Region boundary data:
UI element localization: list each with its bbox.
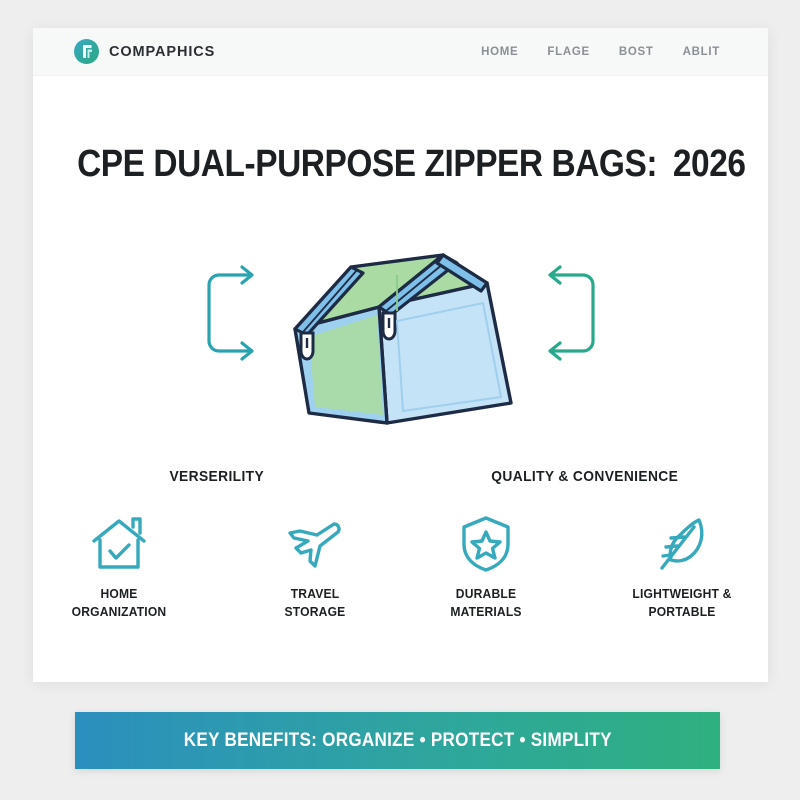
site-header: COMPAPHICS HOME FLAGE BOST ABLIT — [33, 28, 768, 76]
brand[interactable]: COMPAPHICS — [74, 39, 215, 64]
feature-label-home-organization: HOME ORGANIZATION — [54, 585, 184, 620]
feature-list-quality-convenience: DURABLE MATERIALS LIGHTW — [401, 509, 769, 620]
nav-link-ablit[interactable]: ABLIT — [683, 46, 720, 58]
hero-illustration — [33, 233, 768, 433]
shield-star-icon — [416, 509, 556, 579]
key-benefits-banner: KEY BENEFITS: ORGANIZE • PROTECT • SIMPL… — [75, 712, 720, 769]
feature-home-organization[interactable]: HOME ORGANIZATION — [49, 509, 189, 620]
feature-label-lightweight-portable: LIGHTWEIGHT & PORTABLE — [617, 585, 747, 620]
feature-label-travel-storage: TRAVEL STORAGE — [250, 585, 380, 620]
feature-list-verserility: HOME ORGANIZATION TRAVEL STORAGE — [33, 509, 401, 620]
leaf-circle-logo-icon — [74, 39, 99, 64]
content-card: COMPAPHICS HOME FLAGE BOST ABLIT CPE DUA… — [33, 28, 768, 682]
section-quality-convenience: QUALITY & CONVENIENCE DURABLE MATERIALS — [401, 468, 769, 620]
bracket-arrows-left-icon — [550, 267, 593, 359]
section-title-quality-convenience: QUALITY & CONVENIENCE — [415, 468, 753, 485]
nav-link-home[interactable]: HOME — [481, 46, 518, 58]
house-check-icon — [49, 509, 189, 579]
feather-icon — [612, 509, 752, 579]
airplane-icon — [245, 509, 385, 579]
infographic-page: COMPAPHICS HOME FLAGE BOST ABLIT CPE DUA… — [0, 0, 800, 800]
main-nav: HOME FLAGE BOST ABLIT — [481, 46, 720, 58]
feature-lightweight-portable[interactable]: LIGHTWEIGHT & PORTABLE — [612, 509, 752, 620]
page-title-year: 2026 — [673, 143, 746, 185]
feature-label-durable-materials: DURABLE MATERIALS — [421, 585, 551, 620]
feature-travel-storage[interactable]: TRAVEL STORAGE — [245, 509, 385, 620]
section-title-verserility: VERSERILITY — [48, 468, 386, 485]
zipper-pull-right — [383, 313, 395, 339]
page-title-text: CPE DUAL-PURPOSE ZIPPER BAGS: — [77, 143, 657, 185]
bracket-arrows-right-icon — [209, 267, 252, 359]
zipper-pull-left — [301, 333, 313, 359]
page-title: CPE DUAL-PURPOSE ZIPPER BAGS:2026 — [77, 143, 724, 186]
key-benefits-text: KEY BENEFITS: ORGANIZE • PROTECT • SIMPL… — [183, 730, 611, 752]
section-verserility: VERSERILITY HOME ORGANIZATION — [33, 468, 401, 620]
feature-sections: VERSERILITY HOME ORGANIZATION — [33, 468, 768, 620]
nav-link-flage[interactable]: FLAGE — [547, 46, 589, 58]
brand-name: COMPAPHICS — [109, 44, 215, 60]
zipper-bag — [295, 255, 511, 423]
nav-link-bost[interactable]: BOST — [619, 46, 654, 58]
isometric-zipper-bag-illustration — [191, 233, 611, 433]
feature-durable-materials[interactable]: DURABLE MATERIALS — [416, 509, 556, 620]
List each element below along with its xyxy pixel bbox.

→ What you will do
Pull out the lines of the records word for word, from the one containing "site-header: COMPAPHICS HOME" through the one containing "leaf-circle-logo-icon — [74, 39, 99, 64]".

→ Answer below
site-header: COMPAPHICS HOME FLAGE BOST ABLIT — [33, 28, 768, 76]
brand[interactable]: COMPAPHICS — [74, 39, 215, 64]
feature-label-home-organization: HOME ORGANIZATION — [54, 585, 184, 620]
feature-list-quality-convenience: DURABLE MATERIALS LIGHTW — [401, 509, 769, 620]
nav-link-ablit[interactable]: ABLIT — [683, 46, 720, 58]
hero-illustration — [33, 233, 768, 433]
shield-star-icon — [416, 509, 556, 579]
key-benefits-banner: KEY BENEFITS: ORGANIZE • PROTECT • SIMPL… — [75, 712, 720, 769]
feature-home-organization[interactable]: HOME ORGANIZATION — [49, 509, 189, 620]
feature-label-lightweight-portable: LIGHTWEIGHT & PORTABLE — [617, 585, 747, 620]
feature-label-travel-storage: TRAVEL STORAGE — [250, 585, 380, 620]
feature-list-verserility: HOME ORGANIZATION TRAVEL STORAGE — [33, 509, 401, 620]
leaf-circle-logo-icon — [74, 39, 99, 64]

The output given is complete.